[Excerpts from a figure dataset]
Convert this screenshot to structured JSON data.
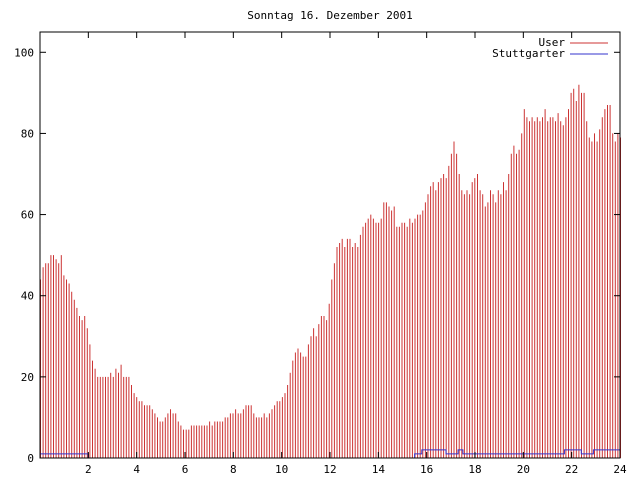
{
  "chart_data": {
    "type": "bar",
    "title": "Sonntag 16. Dezember 2001",
    "xlabel": "",
    "ylabel": "",
    "xlim": [
      0,
      24
    ],
    "ylim": [
      0,
      105
    ],
    "x_ticks": [
      2,
      4,
      6,
      8,
      10,
      12,
      14,
      16,
      18,
      20,
      22,
      24
    ],
    "y_ticks": [
      0,
      20,
      40,
      60,
      80,
      100
    ],
    "grid": false,
    "legend_position": "top-right",
    "colors": {
      "user": "#cc3333",
      "stuttgarter": "#3333cc",
      "axis": "#000000"
    },
    "series": [
      {
        "name": "User",
        "style": "impulses",
        "values": [
          44,
          47,
          48,
          48,
          50,
          50,
          49,
          48,
          50,
          45,
          44,
          43,
          41,
          39,
          37,
          35,
          34,
          35,
          32,
          28,
          24,
          22,
          20,
          20,
          20,
          20,
          20,
          21,
          20,
          22,
          21,
          23,
          20,
          20,
          20,
          18,
          16,
          15,
          14,
          14,
          13,
          13,
          13,
          12,
          11,
          10,
          9,
          9,
          10,
          11,
          12,
          11,
          11,
          9,
          8,
          7,
          7,
          7,
          8,
          8,
          8,
          8,
          8,
          8,
          8,
          9,
          8,
          9,
          9,
          9,
          9,
          10,
          10,
          11,
          11,
          12,
          11,
          11,
          12,
          13,
          13,
          13,
          11,
          10,
          10,
          10,
          11,
          10,
          11,
          12,
          13,
          14,
          14,
          15,
          16,
          18,
          21,
          24,
          26,
          27,
          26,
          25,
          25,
          28,
          30,
          32,
          30,
          33,
          35,
          35,
          34,
          38,
          44,
          48,
          52,
          53,
          54,
          52,
          54,
          54,
          52,
          53,
          52,
          55,
          57,
          58,
          59,
          60,
          59,
          58,
          58,
          59,
          63,
          63,
          62,
          61,
          62,
          57,
          57,
          58,
          58,
          57,
          59,
          58,
          59,
          60,
          60,
          61,
          63,
          65,
          67,
          68,
          66,
          68,
          69,
          70,
          69,
          72,
          75,
          78,
          75,
          70,
          66,
          65,
          66,
          65,
          68,
          69,
          70,
          66,
          65,
          62,
          63,
          66,
          65,
          63,
          66,
          65,
          68,
          66,
          70,
          75,
          77,
          75,
          76,
          80,
          86,
          84,
          83,
          84,
          83,
          84,
          83,
          84,
          86,
          83,
          84,
          84,
          83,
          85,
          83,
          82,
          84,
          86,
          90,
          91,
          88,
          92,
          90,
          90,
          83,
          79,
          78,
          80,
          78,
          81,
          84,
          86,
          87,
          87,
          80,
          78,
          80,
          79
        ]
      },
      {
        "name": "Stuttgarter",
        "style": "steps",
        "points": [
          [
            0,
            1
          ],
          [
            2,
            1
          ],
          [
            2,
            0
          ],
          [
            15.5,
            0
          ],
          [
            15.5,
            1
          ],
          [
            15.8,
            1
          ],
          [
            15.8,
            2
          ],
          [
            16.8,
            2
          ],
          [
            16.8,
            1
          ],
          [
            17.3,
            1
          ],
          [
            17.3,
            2
          ],
          [
            17.5,
            2
          ],
          [
            17.5,
            1
          ],
          [
            21.7,
            1
          ],
          [
            21.7,
            2
          ],
          [
            22.4,
            2
          ],
          [
            22.4,
            1
          ],
          [
            22.9,
            1
          ],
          [
            22.9,
            2
          ],
          [
            24,
            2
          ]
        ]
      }
    ]
  }
}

*What is expected*
Quote each record exactly as it stands, minus the pictures.

*Answer for the task*
Convert this screenshot to structured JSON data.
{
  "chart_data": {
    "type": "bar",
    "title": "Sonntag 16. Dezember 2001",
    "xlabel": "",
    "ylabel": "",
    "xlim": [
      0,
      24
    ],
    "ylim": [
      0,
      105
    ],
    "x_ticks": [
      2,
      4,
      6,
      8,
      10,
      12,
      14,
      16,
      18,
      20,
      22,
      24
    ],
    "y_ticks": [
      0,
      20,
      40,
      60,
      80,
      100
    ],
    "grid": false,
    "legend_position": "top-right",
    "colors": {
      "user": "#cc3333",
      "stuttgarter": "#3333cc",
      "axis": "#000000"
    },
    "series": [
      {
        "name": "User",
        "style": "impulses",
        "values": [
          44,
          47,
          48,
          48,
          50,
          50,
          49,
          48,
          50,
          45,
          44,
          43,
          41,
          39,
          37,
          35,
          34,
          35,
          32,
          28,
          24,
          22,
          20,
          20,
          20,
          20,
          20,
          21,
          20,
          22,
          21,
          23,
          20,
          20,
          20,
          18,
          16,
          15,
          14,
          14,
          13,
          13,
          13,
          12,
          11,
          10,
          9,
          9,
          10,
          11,
          12,
          11,
          11,
          9,
          8,
          7,
          7,
          7,
          8,
          8,
          8,
          8,
          8,
          8,
          8,
          9,
          8,
          9,
          9,
          9,
          9,
          10,
          10,
          11,
          11,
          12,
          11,
          11,
          12,
          13,
          13,
          13,
          11,
          10,
          10,
          10,
          11,
          10,
          11,
          12,
          13,
          14,
          14,
          15,
          16,
          18,
          21,
          24,
          26,
          27,
          26,
          25,
          25,
          28,
          30,
          32,
          30,
          33,
          35,
          35,
          34,
          38,
          44,
          48,
          52,
          53,
          54,
          52,
          54,
          54,
          52,
          53,
          52,
          55,
          57,
          58,
          59,
          60,
          59,
          58,
          58,
          59,
          63,
          63,
          62,
          61,
          62,
          57,
          57,
          58,
          58,
          57,
          59,
          58,
          59,
          60,
          60,
          61,
          63,
          65,
          67,
          68,
          66,
          68,
          69,
          70,
          69,
          72,
          75,
          78,
          75,
          70,
          66,
          65,
          66,
          65,
          68,
          69,
          70,
          66,
          65,
          62,
          63,
          66,
          65,
          63,
          66,
          65,
          68,
          66,
          70,
          75,
          77,
          75,
          76,
          80,
          86,
          84,
          83,
          84,
          83,
          84,
          83,
          84,
          86,
          83,
          84,
          84,
          83,
          85,
          83,
          82,
          84,
          86,
          90,
          91,
          88,
          92,
          90,
          90,
          83,
          79,
          78,
          80,
          78,
          81,
          84,
          86,
          87,
          87,
          80,
          78,
          80,
          79
        ]
      },
      {
        "name": "Stuttgarter",
        "style": "steps",
        "points": [
          [
            0,
            1
          ],
          [
            2,
            1
          ],
          [
            2,
            0
          ],
          [
            15.5,
            0
          ],
          [
            15.5,
            1
          ],
          [
            15.8,
            1
          ],
          [
            15.8,
            2
          ],
          [
            16.8,
            2
          ],
          [
            16.8,
            1
          ],
          [
            17.3,
            1
          ],
          [
            17.3,
            2
          ],
          [
            17.5,
            2
          ],
          [
            17.5,
            1
          ],
          [
            21.7,
            1
          ],
          [
            21.7,
            2
          ],
          [
            22.4,
            2
          ],
          [
            22.4,
            1
          ],
          [
            22.9,
            1
          ],
          [
            22.9,
            2
          ],
          [
            24,
            2
          ]
        ]
      }
    ]
  }
}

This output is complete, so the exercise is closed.